Given request: All of the lines below are to be transcribed faithfully, with pictures excluded from the copy.
>> begin
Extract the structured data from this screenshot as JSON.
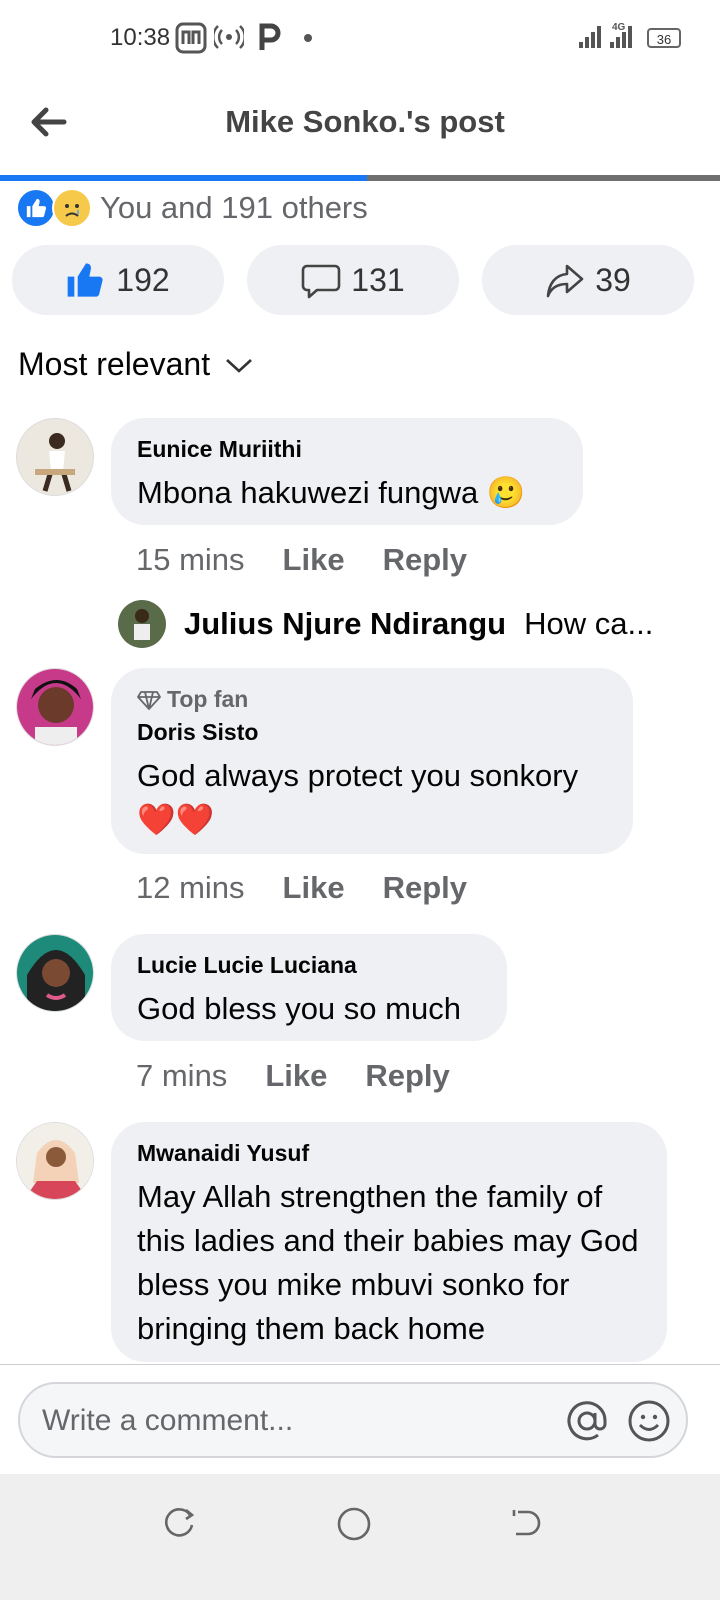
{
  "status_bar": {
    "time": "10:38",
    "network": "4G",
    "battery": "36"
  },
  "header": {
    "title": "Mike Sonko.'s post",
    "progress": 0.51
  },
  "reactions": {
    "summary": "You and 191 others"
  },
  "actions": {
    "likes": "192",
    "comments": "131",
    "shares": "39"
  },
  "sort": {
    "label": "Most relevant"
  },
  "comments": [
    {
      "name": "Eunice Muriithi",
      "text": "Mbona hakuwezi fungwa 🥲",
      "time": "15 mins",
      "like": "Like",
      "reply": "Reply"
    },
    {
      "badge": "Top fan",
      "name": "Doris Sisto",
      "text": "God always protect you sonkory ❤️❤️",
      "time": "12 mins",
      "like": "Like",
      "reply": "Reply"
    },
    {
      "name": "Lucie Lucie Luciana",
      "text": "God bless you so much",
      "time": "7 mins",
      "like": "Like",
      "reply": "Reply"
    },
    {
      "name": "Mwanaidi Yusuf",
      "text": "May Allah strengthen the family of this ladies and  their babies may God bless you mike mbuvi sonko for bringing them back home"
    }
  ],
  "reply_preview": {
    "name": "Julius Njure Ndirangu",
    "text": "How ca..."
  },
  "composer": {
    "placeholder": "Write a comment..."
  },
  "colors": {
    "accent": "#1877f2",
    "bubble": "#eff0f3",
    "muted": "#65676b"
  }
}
>> end
Response below:
Extract the structured data from this screenshot as JSON.
{
  "status_bar": {
    "time": "10:38",
    "network": "4G",
    "battery": "36"
  },
  "header": {
    "title": "Mike Sonko.'s post",
    "progress": 0.51
  },
  "reactions": {
    "summary": "You and 191 others"
  },
  "actions": {
    "likes": "192",
    "comments": "131",
    "shares": "39"
  },
  "sort": {
    "label": "Most relevant"
  },
  "comments": [
    {
      "name": "Eunice Muriithi",
      "text": "Mbona hakuwezi fungwa 🥲",
      "time": "15 mins",
      "like": "Like",
      "reply": "Reply"
    },
    {
      "badge": "Top fan",
      "name": "Doris Sisto",
      "text": "God always protect you sonkory ❤️❤️",
      "time": "12 mins",
      "like": "Like",
      "reply": "Reply"
    },
    {
      "name": "Lucie Lucie Luciana",
      "text": "God bless you so much",
      "time": "7 mins",
      "like": "Like",
      "reply": "Reply"
    },
    {
      "name": "Mwanaidi Yusuf",
      "text": "May Allah strengthen the family of this ladies and  their babies may God bless you mike mbuvi sonko for bringing them back home"
    }
  ],
  "reply_preview": {
    "name": "Julius Njure Ndirangu",
    "text": "How ca..."
  },
  "composer": {
    "placeholder": "Write a comment..."
  },
  "colors": {
    "accent": "#1877f2",
    "bubble": "#eff0f3",
    "muted": "#65676b"
  }
}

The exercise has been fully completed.